(Records about charts and figures)
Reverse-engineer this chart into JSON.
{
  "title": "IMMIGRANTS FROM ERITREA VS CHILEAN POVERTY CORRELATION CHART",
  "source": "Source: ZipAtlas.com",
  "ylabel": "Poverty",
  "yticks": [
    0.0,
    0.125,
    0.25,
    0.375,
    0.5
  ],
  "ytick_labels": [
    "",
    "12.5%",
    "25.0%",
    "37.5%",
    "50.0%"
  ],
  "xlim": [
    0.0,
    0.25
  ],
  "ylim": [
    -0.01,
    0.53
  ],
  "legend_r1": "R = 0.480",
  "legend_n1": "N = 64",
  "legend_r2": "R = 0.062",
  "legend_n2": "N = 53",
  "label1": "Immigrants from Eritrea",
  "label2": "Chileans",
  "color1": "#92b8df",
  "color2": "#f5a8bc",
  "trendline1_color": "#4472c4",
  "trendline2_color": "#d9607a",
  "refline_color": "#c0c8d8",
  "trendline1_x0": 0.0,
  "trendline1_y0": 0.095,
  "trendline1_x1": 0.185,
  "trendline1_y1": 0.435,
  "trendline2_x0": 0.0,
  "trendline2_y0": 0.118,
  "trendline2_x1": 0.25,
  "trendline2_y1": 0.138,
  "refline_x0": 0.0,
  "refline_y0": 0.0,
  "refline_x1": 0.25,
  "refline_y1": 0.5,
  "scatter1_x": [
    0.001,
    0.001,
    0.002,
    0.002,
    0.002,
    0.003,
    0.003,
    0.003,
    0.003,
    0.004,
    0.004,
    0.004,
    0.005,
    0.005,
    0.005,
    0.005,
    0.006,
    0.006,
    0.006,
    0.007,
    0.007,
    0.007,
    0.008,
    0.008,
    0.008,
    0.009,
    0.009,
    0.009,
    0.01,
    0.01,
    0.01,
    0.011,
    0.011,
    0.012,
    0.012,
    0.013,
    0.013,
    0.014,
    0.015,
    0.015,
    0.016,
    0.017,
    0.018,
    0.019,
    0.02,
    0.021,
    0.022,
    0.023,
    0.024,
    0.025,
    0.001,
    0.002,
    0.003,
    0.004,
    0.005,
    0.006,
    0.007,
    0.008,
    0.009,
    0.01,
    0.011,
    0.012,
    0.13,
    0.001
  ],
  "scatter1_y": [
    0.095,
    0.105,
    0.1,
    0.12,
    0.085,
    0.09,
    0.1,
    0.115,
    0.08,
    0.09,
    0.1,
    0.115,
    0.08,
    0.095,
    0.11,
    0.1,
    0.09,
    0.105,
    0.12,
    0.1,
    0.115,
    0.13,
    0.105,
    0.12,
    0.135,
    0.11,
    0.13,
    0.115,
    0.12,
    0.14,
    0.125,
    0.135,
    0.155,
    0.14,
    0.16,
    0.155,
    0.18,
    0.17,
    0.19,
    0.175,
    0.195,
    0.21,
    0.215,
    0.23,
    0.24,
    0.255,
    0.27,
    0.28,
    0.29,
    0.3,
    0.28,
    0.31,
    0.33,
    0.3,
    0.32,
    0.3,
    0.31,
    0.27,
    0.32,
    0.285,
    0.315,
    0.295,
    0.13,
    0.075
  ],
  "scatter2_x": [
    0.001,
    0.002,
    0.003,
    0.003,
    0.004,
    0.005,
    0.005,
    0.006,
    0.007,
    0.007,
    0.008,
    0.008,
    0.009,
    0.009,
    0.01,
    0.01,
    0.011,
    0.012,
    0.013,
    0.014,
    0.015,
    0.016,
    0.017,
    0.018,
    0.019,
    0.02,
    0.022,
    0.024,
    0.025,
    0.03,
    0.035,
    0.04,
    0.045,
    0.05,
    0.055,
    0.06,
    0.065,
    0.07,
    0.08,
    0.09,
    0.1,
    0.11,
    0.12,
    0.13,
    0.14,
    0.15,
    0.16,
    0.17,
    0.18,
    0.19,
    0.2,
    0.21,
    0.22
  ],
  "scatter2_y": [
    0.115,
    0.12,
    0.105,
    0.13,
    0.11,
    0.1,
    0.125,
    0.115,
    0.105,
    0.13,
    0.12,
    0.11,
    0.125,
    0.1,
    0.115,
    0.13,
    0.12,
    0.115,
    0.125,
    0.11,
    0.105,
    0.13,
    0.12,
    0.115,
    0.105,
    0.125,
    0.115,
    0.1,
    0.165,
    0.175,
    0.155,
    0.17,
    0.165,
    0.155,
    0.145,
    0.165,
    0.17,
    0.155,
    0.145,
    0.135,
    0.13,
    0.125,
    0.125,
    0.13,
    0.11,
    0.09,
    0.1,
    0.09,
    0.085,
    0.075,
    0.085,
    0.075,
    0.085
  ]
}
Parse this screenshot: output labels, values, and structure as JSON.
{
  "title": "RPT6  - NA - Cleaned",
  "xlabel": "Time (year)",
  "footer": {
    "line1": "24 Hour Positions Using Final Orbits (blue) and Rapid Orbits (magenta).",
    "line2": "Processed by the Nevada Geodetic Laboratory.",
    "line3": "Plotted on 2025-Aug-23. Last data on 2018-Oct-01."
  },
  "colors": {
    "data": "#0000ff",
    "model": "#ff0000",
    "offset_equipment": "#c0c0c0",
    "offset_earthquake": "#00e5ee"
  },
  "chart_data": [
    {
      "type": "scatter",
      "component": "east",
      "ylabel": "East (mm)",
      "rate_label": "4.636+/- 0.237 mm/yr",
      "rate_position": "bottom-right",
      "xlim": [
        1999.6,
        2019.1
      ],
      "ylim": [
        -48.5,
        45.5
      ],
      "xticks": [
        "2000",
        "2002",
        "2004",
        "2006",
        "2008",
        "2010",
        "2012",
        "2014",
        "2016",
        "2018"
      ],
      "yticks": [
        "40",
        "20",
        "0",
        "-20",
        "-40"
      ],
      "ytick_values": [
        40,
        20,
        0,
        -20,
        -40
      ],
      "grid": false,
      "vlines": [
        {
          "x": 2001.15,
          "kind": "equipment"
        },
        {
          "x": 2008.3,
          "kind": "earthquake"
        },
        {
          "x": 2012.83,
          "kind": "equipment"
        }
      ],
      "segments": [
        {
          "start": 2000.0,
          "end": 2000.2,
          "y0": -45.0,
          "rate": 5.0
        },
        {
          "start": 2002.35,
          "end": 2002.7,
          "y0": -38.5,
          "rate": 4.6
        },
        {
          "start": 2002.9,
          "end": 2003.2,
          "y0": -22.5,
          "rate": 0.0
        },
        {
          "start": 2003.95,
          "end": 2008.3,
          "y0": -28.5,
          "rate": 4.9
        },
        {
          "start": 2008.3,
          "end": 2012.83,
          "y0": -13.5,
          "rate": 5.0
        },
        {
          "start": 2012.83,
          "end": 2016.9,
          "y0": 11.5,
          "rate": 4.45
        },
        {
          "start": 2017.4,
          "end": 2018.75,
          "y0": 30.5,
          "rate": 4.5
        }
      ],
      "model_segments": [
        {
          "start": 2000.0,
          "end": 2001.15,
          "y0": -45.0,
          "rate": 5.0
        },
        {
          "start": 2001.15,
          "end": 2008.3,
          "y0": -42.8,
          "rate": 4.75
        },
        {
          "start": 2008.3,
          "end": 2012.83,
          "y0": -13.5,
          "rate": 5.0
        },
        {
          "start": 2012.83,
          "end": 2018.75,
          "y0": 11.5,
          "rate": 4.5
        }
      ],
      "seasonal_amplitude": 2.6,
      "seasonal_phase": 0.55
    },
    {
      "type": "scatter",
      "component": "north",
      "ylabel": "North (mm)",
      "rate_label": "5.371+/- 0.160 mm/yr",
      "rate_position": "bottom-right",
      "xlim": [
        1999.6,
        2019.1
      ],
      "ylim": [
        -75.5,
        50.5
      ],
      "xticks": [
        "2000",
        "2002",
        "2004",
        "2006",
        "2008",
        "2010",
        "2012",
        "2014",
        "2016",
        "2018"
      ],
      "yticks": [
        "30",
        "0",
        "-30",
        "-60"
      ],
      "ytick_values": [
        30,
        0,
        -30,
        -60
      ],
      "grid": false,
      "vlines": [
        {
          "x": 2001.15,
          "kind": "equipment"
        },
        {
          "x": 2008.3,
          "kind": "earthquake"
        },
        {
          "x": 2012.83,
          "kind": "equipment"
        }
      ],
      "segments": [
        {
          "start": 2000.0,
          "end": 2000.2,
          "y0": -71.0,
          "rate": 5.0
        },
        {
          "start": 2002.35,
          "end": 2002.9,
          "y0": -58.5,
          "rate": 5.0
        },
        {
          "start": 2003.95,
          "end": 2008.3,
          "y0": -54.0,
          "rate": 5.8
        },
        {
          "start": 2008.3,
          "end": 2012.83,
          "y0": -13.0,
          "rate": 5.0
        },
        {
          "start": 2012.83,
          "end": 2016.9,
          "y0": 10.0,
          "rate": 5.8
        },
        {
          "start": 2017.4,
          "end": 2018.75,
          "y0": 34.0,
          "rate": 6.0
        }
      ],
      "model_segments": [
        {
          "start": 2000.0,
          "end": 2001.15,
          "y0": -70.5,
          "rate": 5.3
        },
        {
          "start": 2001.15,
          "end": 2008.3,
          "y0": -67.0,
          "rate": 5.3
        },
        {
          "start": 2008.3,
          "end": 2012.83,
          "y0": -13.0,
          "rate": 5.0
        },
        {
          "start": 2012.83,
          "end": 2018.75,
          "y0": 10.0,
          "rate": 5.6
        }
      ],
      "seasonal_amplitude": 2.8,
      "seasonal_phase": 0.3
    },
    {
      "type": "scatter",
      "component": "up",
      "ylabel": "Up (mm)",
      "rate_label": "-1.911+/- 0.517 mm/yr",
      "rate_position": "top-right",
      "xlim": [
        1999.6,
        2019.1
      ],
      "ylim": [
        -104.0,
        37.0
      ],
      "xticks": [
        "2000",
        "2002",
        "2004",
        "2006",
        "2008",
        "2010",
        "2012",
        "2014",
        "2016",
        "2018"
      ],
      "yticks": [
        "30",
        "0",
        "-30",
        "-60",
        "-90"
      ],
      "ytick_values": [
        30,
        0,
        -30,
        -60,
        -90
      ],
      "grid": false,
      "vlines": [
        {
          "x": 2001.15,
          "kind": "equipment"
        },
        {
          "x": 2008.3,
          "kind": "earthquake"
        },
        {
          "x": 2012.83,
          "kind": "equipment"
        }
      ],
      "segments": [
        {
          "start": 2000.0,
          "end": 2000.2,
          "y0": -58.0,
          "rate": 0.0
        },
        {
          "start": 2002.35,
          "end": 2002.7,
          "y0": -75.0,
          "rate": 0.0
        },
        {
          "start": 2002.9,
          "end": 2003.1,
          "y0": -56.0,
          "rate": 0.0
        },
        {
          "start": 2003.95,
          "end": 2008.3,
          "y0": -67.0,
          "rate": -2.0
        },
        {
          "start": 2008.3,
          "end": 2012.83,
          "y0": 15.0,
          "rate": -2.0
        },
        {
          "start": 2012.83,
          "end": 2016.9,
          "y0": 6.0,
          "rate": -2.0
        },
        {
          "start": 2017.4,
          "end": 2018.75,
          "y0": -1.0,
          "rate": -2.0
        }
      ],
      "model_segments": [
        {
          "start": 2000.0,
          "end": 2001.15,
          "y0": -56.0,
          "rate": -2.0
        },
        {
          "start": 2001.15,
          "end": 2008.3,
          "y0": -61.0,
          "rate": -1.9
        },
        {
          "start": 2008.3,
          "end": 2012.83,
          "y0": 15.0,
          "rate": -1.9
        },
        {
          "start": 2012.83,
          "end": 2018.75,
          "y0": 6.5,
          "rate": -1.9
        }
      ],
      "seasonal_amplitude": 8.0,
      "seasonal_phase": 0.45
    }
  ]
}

> _What is needed_
Say only how many lines in the records carry the word "JSON".

> _Exercise result_
2